[Saved data entries]

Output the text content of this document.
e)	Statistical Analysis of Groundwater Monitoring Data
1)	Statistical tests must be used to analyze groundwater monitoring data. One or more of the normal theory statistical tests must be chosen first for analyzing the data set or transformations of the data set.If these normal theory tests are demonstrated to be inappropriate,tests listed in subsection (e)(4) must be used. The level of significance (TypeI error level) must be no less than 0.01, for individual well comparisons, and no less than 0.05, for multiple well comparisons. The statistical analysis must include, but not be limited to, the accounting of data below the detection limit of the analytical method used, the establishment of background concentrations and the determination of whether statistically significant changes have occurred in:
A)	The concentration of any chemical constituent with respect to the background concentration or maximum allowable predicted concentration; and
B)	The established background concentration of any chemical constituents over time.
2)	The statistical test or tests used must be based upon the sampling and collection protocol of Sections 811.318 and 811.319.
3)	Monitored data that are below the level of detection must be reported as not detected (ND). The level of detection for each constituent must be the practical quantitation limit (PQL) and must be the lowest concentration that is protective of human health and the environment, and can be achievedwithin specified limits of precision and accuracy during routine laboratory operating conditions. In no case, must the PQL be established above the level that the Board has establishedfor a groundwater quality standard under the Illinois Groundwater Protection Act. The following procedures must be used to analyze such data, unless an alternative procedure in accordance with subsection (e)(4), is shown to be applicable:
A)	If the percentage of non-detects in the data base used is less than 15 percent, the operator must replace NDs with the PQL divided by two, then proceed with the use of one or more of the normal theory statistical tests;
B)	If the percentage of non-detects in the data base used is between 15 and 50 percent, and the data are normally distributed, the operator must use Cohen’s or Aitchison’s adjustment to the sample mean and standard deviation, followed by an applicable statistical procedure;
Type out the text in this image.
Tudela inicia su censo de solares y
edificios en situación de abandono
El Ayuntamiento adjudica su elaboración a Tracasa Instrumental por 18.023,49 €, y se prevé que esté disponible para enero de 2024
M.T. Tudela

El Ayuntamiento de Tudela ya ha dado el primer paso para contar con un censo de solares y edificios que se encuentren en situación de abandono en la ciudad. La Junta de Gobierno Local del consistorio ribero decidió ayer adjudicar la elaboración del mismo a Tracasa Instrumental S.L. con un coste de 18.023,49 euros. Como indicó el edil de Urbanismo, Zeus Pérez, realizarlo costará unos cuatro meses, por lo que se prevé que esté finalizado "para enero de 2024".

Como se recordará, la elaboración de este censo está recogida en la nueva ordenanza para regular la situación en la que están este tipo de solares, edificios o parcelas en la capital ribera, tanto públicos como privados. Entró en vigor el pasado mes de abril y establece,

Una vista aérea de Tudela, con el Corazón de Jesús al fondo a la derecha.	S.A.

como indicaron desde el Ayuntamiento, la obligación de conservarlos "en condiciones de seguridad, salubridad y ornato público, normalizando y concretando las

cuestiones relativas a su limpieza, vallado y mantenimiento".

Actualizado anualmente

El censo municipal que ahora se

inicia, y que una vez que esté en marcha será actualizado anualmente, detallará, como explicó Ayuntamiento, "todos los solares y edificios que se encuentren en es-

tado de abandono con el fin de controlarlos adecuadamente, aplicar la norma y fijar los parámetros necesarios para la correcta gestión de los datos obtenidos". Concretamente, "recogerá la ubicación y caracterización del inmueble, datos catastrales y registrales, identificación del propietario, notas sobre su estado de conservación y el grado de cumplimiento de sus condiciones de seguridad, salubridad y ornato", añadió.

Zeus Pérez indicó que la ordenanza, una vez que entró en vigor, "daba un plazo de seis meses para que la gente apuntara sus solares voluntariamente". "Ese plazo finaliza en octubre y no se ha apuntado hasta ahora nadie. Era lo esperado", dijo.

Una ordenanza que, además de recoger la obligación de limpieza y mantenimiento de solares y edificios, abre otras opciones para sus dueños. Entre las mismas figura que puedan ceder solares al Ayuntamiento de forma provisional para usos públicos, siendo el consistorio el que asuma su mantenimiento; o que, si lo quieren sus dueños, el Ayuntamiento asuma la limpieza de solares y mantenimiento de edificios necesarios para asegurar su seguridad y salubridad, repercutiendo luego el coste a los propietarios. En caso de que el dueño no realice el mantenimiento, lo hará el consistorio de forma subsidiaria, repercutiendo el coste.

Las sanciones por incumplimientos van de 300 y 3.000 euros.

▸ **GIVEN INSTRUCTION**:
Nothing may be left out: return each entry exactly as it reads.

▸ **RESULT OF THIS EXERCISE**:
Output the text content of this document.
e)	Statistical Analysis of Groundwater Monitoring Data
1)	Statistical tests must be used to analyze groundwater monitoring data. One or more of the normal theory statistical tests must be chosen first for analyzing the data set or transformations of the data set.If these normal theory tests are demonstrated to be inappropriate,tests listed in subsection (e)(4) must be used. The level of significance (TypeI error level) must be no less than 0.01, for individual well comparisons, and no less than 0.05, for multiple well comparisons. The statistical analysis must include, but not be limited to, the accounting of data below the detection limit of the analytical method used, the establishment of background concentrations and the determination of whether statistically significant changes have occurred in:
A)	The concentration of any chemical constituent with respect to the background concentration or maximum allowable predicted concentration; and
B)	The established background concentration of any chemical constituents over time.
2)	The statistical test or tests used must be based upon the sampling and collection protocol of Sections 811.318 and 811.319.
3)	Monitored data that are below the level of detection must be reported as not detected (ND). The level of detection for each constituent must be the practical quantitation limit (PQL) and must be the lowest concentration that is protective of human health and the environment, and can be achievedwithin specified limits of precision and accuracy during routine laboratory operating conditions. In no case, must the PQL be established above the level that the Board has establishedfor a groundwater quality standard under the Illinois Groundwater Protection Act. The following procedures must be used to analyze such data, unless an alternative procedure in accordance with subsection (e)(4), is shown to be applicable:
A)	If the percentage of non-detects in the data base used is less than 15 percent, the operator must replace NDs with the PQL divided by two, then proceed with the use of one or more of the normal theory statistical tests;
B)	If the percentage of non-detects in the data base used is between 15 and 50 percent, and the data are normally distributed, the operator must use Cohen’s or Aitchison’s adjustment to the sample mean and standard deviation, followed by an applicable statistical procedure;
Type out the text in this image.
Tudela inicia su censo de solares y
edificios en situación de abandono
El Ayuntamiento adjudica su elaboración a Tracasa Instrumental por 18.023,49 €, y se prevé que esté disponible para enero de 2024
M.T. Tudela

El Ayuntamiento de Tudela ya ha dado el primer paso para contar con un censo de solares y edificios que se encuentren en situación de abandono en la ciudad. La Junta de Gobierno Local del consistorio ribero decidió ayer adjudicar la elaboración del mismo a Tracasa Instrumental S.L. con un coste de 18.023,49 euros. Como indicó el edil de Urbanismo, Zeus Pérez, realizarlo costará unos cuatro meses, por lo que se prevé que esté finalizado "para enero de 2024".

Como se recordará, la elaboración de este censo está recogida en la nueva ordenanza para regular la situación en la que están este tipo de solares, edificios o parcelas en la capital ribera, tanto públicos como privados. Entró en vigor el pasado mes de abril y establece,

Una vista aérea de Tudela, con el Corazón de Jesús al fondo a la derecha.	S.A.

como indicaron desde el Ayuntamiento, la obligación de conservarlos "en condiciones de seguridad, salubridad y ornato público, normalizando y concretando las

cuestiones relativas a su limpieza, vallado y mantenimiento".

Actualizado anualmente

El censo municipal que ahora se

inicia, y que una vez que esté en marcha será actualizado anualmente, detallará, como explicó Ayuntamiento, "todos los solares y edificios que se encuentren en es-

tado de abandono con el fin de controlarlos adecuadamente, aplicar la norma y fijar los parámetros necesarios para la correcta gestión de los datos obtenidos". Concretamente, "recogerá la ubicación y caracterización del inmueble, datos catastrales y registrales, identificación del propietario, notas sobre su estado de conservación y el grado de cumplimiento de sus condiciones de seguridad, salubridad y ornato", añadió.

Zeus Pérez indicó que la ordenanza, una vez que entró en vigor, "daba un plazo de seis meses para que la gente apuntara sus solares voluntariamente". "Ese plazo finaliza en octubre y no se ha apuntado hasta ahora nadie. Era lo esperado", dijo.

Una ordenanza que, además de recoger la obligación de limpieza y mantenimiento de solares y edificios, abre otras opciones para sus dueños. Entre las mismas figura que puedan ceder solares al Ayuntamiento de forma provisional para usos públicos, siendo el consistorio el que asuma su mantenimiento; o que, si lo quieren sus dueños, el Ayuntamiento asuma la limpieza de solares y mantenimiento de edificios necesarios para asegurar su seguridad y salubridad, repercutiendo luego el coste a los propietarios. En caso de que el dueño no realice el mantenimiento, lo hará el consistorio de forma subsidiaria, repercutiendo el coste.

Las sanciones por incumplimientos van de 300 y 3.000 euros.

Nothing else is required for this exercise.